WRITTEN EXERCISE: Restate the full set of records exactly, without adding or dropping a word.
--- RECORDS FOR PROCESSING ---
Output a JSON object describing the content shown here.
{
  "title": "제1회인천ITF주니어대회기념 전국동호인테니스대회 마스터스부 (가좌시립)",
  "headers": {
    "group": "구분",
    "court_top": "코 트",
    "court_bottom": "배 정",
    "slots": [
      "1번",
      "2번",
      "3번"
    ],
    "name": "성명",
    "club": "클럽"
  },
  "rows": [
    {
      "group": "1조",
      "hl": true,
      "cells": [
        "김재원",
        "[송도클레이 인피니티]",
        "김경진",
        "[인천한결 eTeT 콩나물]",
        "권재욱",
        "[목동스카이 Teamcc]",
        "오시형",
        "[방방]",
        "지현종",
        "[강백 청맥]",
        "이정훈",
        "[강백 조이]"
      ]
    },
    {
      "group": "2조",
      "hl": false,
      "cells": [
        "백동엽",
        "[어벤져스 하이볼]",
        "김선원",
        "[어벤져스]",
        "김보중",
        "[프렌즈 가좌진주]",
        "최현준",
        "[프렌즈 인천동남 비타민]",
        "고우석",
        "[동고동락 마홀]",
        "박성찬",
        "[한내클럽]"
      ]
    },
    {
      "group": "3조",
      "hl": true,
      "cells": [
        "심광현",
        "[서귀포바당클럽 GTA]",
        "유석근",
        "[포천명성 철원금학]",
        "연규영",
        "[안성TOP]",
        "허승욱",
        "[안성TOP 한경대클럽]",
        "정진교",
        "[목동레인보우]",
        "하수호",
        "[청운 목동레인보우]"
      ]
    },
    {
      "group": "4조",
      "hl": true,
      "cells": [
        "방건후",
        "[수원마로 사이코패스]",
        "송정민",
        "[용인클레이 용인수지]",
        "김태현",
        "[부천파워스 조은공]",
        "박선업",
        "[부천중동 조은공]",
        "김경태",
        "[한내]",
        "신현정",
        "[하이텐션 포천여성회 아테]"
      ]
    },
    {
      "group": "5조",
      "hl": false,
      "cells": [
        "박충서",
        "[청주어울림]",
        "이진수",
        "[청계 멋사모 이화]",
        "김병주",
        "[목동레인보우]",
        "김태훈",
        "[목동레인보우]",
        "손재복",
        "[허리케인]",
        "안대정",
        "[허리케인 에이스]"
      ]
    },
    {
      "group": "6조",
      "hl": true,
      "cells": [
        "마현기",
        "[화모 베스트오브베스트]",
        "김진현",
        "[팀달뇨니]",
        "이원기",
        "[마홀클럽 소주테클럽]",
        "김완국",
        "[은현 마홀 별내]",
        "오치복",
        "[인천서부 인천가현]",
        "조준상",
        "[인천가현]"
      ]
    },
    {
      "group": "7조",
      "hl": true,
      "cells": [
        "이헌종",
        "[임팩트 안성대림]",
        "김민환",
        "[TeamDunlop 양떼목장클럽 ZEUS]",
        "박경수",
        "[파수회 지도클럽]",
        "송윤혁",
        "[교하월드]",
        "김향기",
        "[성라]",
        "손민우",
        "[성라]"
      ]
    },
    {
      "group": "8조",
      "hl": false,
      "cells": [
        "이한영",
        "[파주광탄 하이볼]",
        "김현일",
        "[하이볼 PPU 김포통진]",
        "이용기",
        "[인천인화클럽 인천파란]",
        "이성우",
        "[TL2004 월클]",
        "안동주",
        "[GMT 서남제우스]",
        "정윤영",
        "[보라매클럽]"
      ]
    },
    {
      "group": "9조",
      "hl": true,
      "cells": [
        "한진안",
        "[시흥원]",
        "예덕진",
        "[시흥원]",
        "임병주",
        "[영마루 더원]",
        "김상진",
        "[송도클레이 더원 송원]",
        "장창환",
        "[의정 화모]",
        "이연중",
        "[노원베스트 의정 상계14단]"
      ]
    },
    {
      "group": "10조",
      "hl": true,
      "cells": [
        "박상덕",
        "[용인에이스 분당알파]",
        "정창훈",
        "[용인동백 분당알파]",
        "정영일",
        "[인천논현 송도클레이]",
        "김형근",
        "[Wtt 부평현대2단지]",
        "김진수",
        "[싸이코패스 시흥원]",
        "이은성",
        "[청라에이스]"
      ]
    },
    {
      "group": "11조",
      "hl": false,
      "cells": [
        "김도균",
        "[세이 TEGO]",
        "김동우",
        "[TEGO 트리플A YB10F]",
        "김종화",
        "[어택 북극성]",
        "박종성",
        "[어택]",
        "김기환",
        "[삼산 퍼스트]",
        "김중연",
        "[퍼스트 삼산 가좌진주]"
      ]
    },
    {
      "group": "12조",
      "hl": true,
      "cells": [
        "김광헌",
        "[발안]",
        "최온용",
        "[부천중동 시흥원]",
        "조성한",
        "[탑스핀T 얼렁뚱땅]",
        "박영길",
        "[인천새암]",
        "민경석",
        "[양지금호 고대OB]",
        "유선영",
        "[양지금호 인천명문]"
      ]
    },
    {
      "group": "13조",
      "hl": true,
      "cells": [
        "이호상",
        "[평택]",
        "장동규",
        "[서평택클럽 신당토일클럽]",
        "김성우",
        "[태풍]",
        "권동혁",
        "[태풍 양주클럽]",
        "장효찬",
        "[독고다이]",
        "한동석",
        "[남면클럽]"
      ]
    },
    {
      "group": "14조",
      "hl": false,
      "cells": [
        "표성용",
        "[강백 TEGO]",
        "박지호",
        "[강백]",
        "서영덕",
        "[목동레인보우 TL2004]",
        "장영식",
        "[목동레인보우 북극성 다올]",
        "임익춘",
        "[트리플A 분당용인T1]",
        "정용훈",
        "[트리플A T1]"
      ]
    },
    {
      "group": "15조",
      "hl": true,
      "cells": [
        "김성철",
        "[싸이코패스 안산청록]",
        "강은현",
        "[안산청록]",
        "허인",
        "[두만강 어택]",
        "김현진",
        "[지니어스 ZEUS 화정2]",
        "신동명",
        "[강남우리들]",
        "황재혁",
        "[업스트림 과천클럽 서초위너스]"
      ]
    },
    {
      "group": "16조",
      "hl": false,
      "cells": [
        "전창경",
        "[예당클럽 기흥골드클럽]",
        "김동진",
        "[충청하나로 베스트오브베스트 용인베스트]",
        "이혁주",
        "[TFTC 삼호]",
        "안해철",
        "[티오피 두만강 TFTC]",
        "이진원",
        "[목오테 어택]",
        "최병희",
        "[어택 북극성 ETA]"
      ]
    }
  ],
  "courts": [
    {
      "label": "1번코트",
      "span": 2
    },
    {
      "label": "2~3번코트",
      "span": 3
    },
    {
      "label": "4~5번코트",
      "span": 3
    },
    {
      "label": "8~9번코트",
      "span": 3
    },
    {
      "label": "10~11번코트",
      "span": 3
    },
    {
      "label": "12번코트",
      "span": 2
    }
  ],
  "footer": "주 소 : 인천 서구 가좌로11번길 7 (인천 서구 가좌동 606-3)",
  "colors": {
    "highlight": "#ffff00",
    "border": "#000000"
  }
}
---
RESULT FOR THIS EXERCISE:
Output a JSON object describing the content shown here.
{
  "title": "제1회인천ITF주니어대회기념 전국동호인테니스대회 마스터스부 (가좌시립)",
  "headers": {
    "group": "구분",
    "court_top": "코 트",
    "court_bottom": "배 정",
    "slots": [
      "1번",
      "2번",
      "3번"
    ],
    "name": "성명",
    "club": "클럽"
  },
  "rows": [
    {
      "group": "1조",
      "hl": true,
      "cells": [
        "김재원",
        "[송도클레이 인피니티]",
        "김경진",
        "[인천한결 eTeT 콩나물]",
        "권재욱",
        "[목동스카이 Teamcc]",
        "오시형",
        "[방방]",
        "지현종",
        "[강백 청맥]",
        "이정훈",
        "[강백 조이]"
      ]
    },
    {
      "group": "2조",
      "hl": false,
      "cells": [
        "백동엽",
        "[어벤져스 하이볼]",
        "김선원",
        "[어벤져스]",
        "김보중",
        "[프렌즈 가좌진주]",
        "최현준",
        "[프렌즈 인천동남 비타민]",
        "고우석",
        "[동고동락 마홀]",
        "박성찬",
        "[한내클럽]"
      ]
    },
    {
      "group": "3조",
      "hl": true,
      "cells": [
        "심광현",
        "[서귀포바당클럽 GTA]",
        "유석근",
        "[포천명성 철원금학]",
        "연규영",
        "[안성TOP]",
        "허승욱",
        "[안성TOP 한경대클럽]",
        "정진교",
        "[목동레인보우]",
        "하수호",
        "[청운 목동레인보우]"
      ]
    },
    {
      "group": "4조",
      "hl": true,
      "cells": [
        "방건후",
        "[수원마로 사이코패스]",
        "송정민",
        "[용인클레이 용인수지]",
        "김태현",
        "[부천파워스 조은공]",
        "박선업",
        "[부천중동 조은공]",
        "김경태",
        "[한내]",
        "신현정",
        "[하이텐션 포천여성회 아테]"
      ]
    },
    {
      "group": "5조",
      "hl": false,
      "cells": [
        "박충서",
        "[청주어울림]",
        "이진수",
        "[청계 멋사모 이화]",
        "김병주",
        "[목동레인보우]",
        "김태훈",
        "[목동레인보우]",
        "손재복",
        "[허리케인]",
        "안대정",
        "[허리케인 에이스]"
      ]
    },
    {
      "group": "6조",
      "hl": true,
      "cells": [
        "마현기",
        "[화모 베스트오브베스트]",
        "김진현",
        "[팀달뇨니]",
        "이원기",
        "[마홀클럽 소주테클럽]",
        "김완국",
        "[은현 마홀 별내]",
        "오치복",
        "[인천서부 인천가현]",
        "조준상",
        "[인천가현]"
      ]
    },
    {
      "group": "7조",
      "hl": true,
      "cells": [
        "이헌종",
        "[임팩트 안성대림]",
        "김민환",
        "[TeamDunlop 양떼목장클럽 ZEUS]",
        "박경수",
        "[파수회 지도클럽]",
        "송윤혁",
        "[교하월드]",
        "김향기",
        "[성라]",
        "손민우",
        "[성라]"
      ]
    },
    {
      "group": "8조",
      "hl": false,
      "cells": [
        "이한영",
        "[파주광탄 하이볼]",
        "김현일",
        "[하이볼 PPU 김포통진]",
        "이용기",
        "[인천인화클럽 인천파란]",
        "이성우",
        "[TL2004 월클]",
        "안동주",
        "[GMT 서남제우스]",
        "정윤영",
        "[보라매클럽]"
      ]
    },
    {
      "group": "9조",
      "hl": true,
      "cells": [
        "한진안",
        "[시흥원]",
        "예덕진",
        "[시흥원]",
        "임병주",
        "[영마루 더원]",
        "김상진",
        "[송도클레이 더원 송원]",
        "장창환",
        "[의정 화모]",
        "이연중",
        "[노원베스트 의정 상계14단]"
      ]
    },
    {
      "group": "10조",
      "hl": true,
      "cells": [
        "박상덕",
        "[용인에이스 분당알파]",
        "정창훈",
        "[용인동백 분당알파]",
        "정영일",
        "[인천논현 송도클레이]",
        "김형근",
        "[Wtt 부평현대2단지]",
        "김진수",
        "[싸이코패스 시흥원]",
        "이은성",
        "[청라에이스]"
      ]
    },
    {
      "group": "11조",
      "hl": false,
      "cells": [
        "김도균",
        "[세이 TEGO]",
        "김동우",
        "[TEGO 트리플A YB10F]",
        "김종화",
        "[어택 북극성]",
        "박종성",
        "[어택]",
        "김기환",
        "[삼산 퍼스트]",
        "김중연",
        "[퍼스트 삼산 가좌진주]"
      ]
    },
    {
      "group": "12조",
      "hl": true,
      "cells": [
        "김광헌",
        "[발안]",
        "최온용",
        "[부천중동 시흥원]",
        "조성한",
        "[탑스핀T 얼렁뚱땅]",
        "박영길",
        "[인천새암]",
        "민경석",
        "[양지금호 고대OB]",
        "유선영",
        "[양지금호 인천명문]"
      ]
    },
    {
      "group": "13조",
      "hl": true,
      "cells": [
        "이호상",
        "[평택]",
        "장동규",
        "[서평택클럽 신당토일클럽]",
        "김성우",
        "[태풍]",
        "권동혁",
        "[태풍 양주클럽]",
        "장효찬",
        "[독고다이]",
        "한동석",
        "[남면클럽]"
      ]
    },
    {
      "group": "14조",
      "hl": false,
      "cells": [
        "표성용",
        "[강백 TEGO]",
        "박지호",
        "[강백]",
        "서영덕",
        "[목동레인보우 TL2004]",
        "장영식",
        "[목동레인보우 북극성 다올]",
        "임익춘",
        "[트리플A 분당용인T1]",
        "정용훈",
        "[트리플A T1]"
      ]
    },
    {
      "group": "15조",
      "hl": true,
      "cells": [
        "김성철",
        "[싸이코패스 안산청록]",
        "강은현",
        "[안산청록]",
        "허인",
        "[두만강 어택]",
        "김현진",
        "[지니어스 ZEUS 화정2]",
        "신동명",
        "[강남우리들]",
        "황재혁",
        "[업스트림 과천클럽 서초위너스]"
      ]
    },
    {
      "group": "16조",
      "hl": false,
      "cells": [
        "전창경",
        "[예당클럽 기흥골드클럽]",
        "김동진",
        "[충청하나로 베스트오브베스트 용인베스트]",
        "이혁주",
        "[TFTC 삼호]",
        "안해철",
        "[티오피 두만강 TFTC]",
        "이진원",
        "[목오테 어택]",
        "최병희",
        "[어택 북극성 ETA]"
      ]
    }
  ],
  "courts": [
    {
      "label": "1번코트",
      "span": 2
    },
    {
      "label": "2~3번코트",
      "span": 3
    },
    {
      "label": "4~5번코트",
      "span": 3
    },
    {
      "label": "8~9번코트",
      "span": 3
    },
    {
      "label": "10~11번코트",
      "span": 3
    },
    {
      "label": "12번코트",
      "span": 2
    }
  ],
  "footer": "주 소 : 인천 서구 가좌로11번길 7 (인천 서구 가좌동 606-3)",
  "colors": {
    "highlight": "#ffff00",
    "border": "#000000"
  }
}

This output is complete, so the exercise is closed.